- Data for this task:
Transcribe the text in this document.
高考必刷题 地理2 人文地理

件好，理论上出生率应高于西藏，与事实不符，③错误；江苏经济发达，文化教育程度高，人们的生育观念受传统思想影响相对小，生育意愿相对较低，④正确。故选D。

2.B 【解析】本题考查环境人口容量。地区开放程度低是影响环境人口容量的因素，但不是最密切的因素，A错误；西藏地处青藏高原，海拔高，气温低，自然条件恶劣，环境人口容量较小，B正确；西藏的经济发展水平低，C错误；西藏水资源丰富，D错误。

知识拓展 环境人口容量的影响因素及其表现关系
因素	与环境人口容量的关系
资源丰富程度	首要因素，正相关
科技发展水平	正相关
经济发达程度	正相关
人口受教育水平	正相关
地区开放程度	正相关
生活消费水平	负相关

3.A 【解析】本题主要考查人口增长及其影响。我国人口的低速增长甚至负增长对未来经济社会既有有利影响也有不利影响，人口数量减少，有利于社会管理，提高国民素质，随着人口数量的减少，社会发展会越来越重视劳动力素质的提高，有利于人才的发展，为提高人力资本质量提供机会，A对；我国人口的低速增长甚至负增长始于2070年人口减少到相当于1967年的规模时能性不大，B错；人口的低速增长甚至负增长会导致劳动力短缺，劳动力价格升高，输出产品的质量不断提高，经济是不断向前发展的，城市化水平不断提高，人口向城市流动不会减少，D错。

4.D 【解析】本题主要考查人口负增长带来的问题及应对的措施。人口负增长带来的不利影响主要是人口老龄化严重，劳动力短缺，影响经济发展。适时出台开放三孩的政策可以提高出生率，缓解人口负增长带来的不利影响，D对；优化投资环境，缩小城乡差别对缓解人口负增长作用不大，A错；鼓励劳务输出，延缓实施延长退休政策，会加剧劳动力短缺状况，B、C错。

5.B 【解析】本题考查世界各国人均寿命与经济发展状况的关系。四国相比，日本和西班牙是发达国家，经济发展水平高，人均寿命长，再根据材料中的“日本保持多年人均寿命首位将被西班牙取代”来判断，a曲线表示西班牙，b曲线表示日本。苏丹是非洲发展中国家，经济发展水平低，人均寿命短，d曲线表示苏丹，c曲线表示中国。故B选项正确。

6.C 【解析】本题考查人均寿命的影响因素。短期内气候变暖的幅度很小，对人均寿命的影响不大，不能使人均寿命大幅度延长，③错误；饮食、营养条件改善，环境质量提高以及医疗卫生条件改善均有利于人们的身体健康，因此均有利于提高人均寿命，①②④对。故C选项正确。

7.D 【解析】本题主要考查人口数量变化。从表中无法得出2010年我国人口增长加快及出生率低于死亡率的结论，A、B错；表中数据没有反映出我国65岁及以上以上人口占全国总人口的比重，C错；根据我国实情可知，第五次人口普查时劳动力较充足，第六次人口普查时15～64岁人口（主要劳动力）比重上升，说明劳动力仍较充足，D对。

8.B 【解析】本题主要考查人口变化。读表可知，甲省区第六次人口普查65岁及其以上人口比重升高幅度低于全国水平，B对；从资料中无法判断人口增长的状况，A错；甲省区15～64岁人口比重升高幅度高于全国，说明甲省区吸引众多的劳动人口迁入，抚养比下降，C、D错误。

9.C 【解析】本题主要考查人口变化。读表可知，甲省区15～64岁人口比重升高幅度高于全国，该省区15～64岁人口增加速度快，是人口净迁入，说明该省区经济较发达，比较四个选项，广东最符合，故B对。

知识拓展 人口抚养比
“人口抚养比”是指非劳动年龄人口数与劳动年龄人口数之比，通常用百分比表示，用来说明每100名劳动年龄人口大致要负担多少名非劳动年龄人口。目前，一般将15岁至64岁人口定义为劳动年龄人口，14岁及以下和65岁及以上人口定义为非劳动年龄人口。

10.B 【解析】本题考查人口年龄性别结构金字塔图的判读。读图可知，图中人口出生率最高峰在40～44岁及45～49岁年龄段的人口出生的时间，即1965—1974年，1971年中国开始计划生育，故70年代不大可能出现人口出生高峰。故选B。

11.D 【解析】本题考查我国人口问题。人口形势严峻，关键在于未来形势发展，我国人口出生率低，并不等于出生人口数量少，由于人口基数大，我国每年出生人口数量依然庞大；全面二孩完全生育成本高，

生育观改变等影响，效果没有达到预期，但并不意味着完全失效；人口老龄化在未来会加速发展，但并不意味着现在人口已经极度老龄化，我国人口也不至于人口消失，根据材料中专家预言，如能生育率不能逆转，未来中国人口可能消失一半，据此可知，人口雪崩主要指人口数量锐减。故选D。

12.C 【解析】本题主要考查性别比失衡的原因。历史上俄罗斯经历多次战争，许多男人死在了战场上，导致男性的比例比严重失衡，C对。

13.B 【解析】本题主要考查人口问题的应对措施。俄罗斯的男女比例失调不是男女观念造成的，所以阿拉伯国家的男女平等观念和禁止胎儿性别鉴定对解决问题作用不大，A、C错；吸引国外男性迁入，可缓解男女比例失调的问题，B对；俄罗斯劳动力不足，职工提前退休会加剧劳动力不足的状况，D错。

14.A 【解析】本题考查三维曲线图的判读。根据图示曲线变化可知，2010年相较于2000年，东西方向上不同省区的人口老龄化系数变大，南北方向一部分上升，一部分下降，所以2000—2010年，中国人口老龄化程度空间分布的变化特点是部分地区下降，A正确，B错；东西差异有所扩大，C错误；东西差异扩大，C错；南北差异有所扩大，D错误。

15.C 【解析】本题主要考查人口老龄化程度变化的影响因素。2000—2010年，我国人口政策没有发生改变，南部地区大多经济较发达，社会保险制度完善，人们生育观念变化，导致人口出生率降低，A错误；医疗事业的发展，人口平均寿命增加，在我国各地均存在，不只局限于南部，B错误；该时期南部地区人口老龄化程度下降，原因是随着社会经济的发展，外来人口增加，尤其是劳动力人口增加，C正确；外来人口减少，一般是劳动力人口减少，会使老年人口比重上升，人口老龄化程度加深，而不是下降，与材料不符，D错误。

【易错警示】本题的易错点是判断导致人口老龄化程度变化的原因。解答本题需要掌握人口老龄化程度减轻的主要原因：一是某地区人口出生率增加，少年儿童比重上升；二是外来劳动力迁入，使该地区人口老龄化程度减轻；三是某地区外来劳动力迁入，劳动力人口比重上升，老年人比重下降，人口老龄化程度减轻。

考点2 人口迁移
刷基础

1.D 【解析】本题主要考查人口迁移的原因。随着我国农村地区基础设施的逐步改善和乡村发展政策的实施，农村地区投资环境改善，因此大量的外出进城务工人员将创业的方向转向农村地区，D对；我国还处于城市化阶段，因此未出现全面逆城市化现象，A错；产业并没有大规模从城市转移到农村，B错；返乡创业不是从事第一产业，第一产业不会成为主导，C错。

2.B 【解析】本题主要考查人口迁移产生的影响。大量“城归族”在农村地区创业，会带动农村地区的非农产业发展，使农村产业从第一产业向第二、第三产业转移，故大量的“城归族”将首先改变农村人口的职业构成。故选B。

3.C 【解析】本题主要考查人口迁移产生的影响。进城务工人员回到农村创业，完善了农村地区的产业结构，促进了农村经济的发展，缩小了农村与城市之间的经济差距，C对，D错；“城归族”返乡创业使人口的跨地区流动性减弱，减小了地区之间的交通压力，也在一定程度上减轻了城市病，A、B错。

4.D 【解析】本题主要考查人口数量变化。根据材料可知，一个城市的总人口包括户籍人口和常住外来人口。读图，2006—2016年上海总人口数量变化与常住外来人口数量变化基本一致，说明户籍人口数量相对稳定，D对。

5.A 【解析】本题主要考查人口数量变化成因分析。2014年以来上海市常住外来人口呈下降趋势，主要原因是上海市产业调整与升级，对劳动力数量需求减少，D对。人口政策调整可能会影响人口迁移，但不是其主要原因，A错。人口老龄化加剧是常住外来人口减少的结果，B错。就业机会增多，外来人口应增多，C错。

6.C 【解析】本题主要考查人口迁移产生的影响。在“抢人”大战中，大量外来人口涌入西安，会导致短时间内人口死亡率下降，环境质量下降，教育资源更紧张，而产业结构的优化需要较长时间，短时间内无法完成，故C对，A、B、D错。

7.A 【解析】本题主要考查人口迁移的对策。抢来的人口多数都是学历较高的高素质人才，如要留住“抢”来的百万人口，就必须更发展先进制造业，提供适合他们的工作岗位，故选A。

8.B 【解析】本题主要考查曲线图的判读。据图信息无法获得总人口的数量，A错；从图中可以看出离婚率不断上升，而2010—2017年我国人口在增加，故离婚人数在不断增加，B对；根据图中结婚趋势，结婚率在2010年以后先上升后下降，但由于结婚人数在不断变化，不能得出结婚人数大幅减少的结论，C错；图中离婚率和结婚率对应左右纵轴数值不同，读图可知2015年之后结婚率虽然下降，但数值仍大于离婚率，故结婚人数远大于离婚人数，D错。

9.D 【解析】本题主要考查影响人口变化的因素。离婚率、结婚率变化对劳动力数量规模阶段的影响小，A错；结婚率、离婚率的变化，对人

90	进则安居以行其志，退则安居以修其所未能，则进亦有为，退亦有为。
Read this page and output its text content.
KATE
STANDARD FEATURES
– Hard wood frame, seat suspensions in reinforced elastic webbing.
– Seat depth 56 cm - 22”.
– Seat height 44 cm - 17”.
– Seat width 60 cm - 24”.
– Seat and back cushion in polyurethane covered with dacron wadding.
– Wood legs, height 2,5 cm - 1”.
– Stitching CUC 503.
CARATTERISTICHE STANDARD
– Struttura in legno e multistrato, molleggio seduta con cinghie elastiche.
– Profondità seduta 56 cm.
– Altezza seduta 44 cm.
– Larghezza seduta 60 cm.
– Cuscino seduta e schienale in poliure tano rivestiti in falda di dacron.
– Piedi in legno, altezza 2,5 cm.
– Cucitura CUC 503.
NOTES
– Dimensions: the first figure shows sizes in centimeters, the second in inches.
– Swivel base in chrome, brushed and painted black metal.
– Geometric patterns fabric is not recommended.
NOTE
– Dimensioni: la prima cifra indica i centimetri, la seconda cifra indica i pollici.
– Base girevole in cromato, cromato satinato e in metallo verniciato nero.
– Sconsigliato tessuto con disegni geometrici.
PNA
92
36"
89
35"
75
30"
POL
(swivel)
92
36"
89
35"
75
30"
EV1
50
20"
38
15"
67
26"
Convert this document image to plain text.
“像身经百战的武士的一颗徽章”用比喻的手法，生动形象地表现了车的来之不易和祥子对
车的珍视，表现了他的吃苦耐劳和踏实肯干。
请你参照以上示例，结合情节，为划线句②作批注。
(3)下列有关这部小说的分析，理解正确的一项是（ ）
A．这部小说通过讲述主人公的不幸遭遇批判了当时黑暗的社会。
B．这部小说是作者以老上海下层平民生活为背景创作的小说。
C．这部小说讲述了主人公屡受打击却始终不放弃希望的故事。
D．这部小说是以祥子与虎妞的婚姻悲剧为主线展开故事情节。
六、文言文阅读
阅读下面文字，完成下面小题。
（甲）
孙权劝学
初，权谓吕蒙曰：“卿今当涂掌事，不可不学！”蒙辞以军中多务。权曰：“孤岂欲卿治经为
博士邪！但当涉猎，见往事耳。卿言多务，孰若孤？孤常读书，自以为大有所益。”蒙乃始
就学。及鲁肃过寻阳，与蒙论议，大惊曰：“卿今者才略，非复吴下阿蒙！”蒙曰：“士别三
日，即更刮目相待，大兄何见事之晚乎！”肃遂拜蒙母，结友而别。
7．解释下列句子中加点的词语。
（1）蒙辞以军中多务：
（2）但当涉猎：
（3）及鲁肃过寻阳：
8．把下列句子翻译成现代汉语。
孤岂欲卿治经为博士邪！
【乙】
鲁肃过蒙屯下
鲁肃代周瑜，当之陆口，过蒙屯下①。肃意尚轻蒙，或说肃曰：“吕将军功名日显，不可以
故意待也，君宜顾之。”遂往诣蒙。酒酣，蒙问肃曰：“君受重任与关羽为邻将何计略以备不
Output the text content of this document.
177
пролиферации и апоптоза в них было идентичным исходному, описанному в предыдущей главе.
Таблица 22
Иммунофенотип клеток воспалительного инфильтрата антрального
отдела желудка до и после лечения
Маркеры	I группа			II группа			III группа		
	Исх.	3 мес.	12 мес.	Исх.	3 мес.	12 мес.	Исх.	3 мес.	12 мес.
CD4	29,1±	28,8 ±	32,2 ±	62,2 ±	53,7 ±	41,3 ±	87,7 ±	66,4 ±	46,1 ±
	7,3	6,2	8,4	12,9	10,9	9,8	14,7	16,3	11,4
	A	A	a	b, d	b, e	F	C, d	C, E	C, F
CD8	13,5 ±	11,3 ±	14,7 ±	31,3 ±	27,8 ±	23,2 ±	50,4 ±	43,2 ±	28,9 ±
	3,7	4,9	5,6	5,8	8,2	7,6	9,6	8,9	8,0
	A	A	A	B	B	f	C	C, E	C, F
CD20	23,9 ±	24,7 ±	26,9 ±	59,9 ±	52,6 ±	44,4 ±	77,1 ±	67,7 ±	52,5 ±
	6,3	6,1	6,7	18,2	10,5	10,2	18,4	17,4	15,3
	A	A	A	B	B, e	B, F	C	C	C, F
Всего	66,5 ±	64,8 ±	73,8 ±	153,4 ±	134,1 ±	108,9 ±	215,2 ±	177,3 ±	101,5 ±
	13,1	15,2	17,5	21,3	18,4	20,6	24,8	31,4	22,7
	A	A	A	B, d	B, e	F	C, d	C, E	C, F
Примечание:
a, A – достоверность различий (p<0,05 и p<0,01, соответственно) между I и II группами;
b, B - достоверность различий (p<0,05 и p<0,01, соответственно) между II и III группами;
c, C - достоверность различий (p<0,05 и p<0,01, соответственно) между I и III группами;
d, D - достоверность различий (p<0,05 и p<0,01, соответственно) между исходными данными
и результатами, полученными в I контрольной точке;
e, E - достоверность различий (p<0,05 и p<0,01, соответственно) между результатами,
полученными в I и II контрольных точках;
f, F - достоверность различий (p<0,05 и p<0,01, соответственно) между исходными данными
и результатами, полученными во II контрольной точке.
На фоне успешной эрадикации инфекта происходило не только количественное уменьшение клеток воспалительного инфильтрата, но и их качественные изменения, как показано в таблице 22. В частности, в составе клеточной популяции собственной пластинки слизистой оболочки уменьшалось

- Task objective: Every line from the one holding "Output the text content of this document." through the final line of the listing must be echoed exactly; leave out all other lines.

- Written solution:
Output the text content of this document.
177
пролиферации и апоптоза в них было идентичным исходному, описанному в предыдущей главе.
Таблица 22
Иммунофенотип клеток воспалительного инфильтрата антрального
отдела желудка до и после лечения
Маркеры	I группа			II группа			III группа		
	Исх.	3 мес.	12 мес.	Исх.	3 мес.	12 мес.	Исх.	3 мес.	12 мес.
CD4	29,1±	28,8 ±	32,2 ±	62,2 ±	53,7 ±	41,3 ±	87,7 ±	66,4 ±	46,1 ±
	7,3	6,2	8,4	12,9	10,9	9,8	14,7	16,3	11,4
	A	A	a	b, d	b, e	F	C, d	C, E	C, F
CD8	13,5 ±	11,3 ±	14,7 ±	31,3 ±	27,8 ±	23,2 ±	50,4 ±	43,2 ±	28,9 ±
	3,7	4,9	5,6	5,8	8,2	7,6	9,6	8,9	8,0
	A	A	A	B	B	f	C	C, E	C, F
CD20	23,9 ±	24,7 ±	26,9 ±	59,9 ±	52,6 ±	44,4 ±	77,1 ±	67,7 ±	52,5 ±
	6,3	6,1	6,7	18,2	10,5	10,2	18,4	17,4	15,3
	A	A	A	B	B, e	B, F	C	C	C, F
Всего	66,5 ±	64,8 ±	73,8 ±	153,4 ±	134,1 ±	108,9 ±	215,2 ±	177,3 ±	101,5 ±
	13,1	15,2	17,5	21,3	18,4	20,6	24,8	31,4	22,7
	A	A	A	B, d	B, e	F	C, d	C, E	C, F
Примечание:
a, A – достоверность различий (p<0,05 и p<0,01, соответственно) между I и II группами;
b, B - достоверность различий (p<0,05 и p<0,01, соответственно) между II и III группами;
c, C - достоверность различий (p<0,05 и p<0,01, соответственно) между I и III группами;
d, D - достоверность различий (p<0,05 и p<0,01, соответственно) между исходными данными
и результатами, полученными в I контрольной точке;
e, E - достоверность различий (p<0,05 и p<0,01, соответственно) между результатами,
полученными в I и II контрольных точках;
f, F - достоверность различий (p<0,05 и p<0,01, соответственно) между исходными данными
и результатами, полученными во II контрольной точке.
На фоне успешной эрадикации инфекта происходило не только количественное уменьшение клеток воспалительного инфильтрата, но и их качественные изменения, как показано в таблице 22. В частности, в составе клеточной популяции собственной пластинки слизистой оболочки уменьшалось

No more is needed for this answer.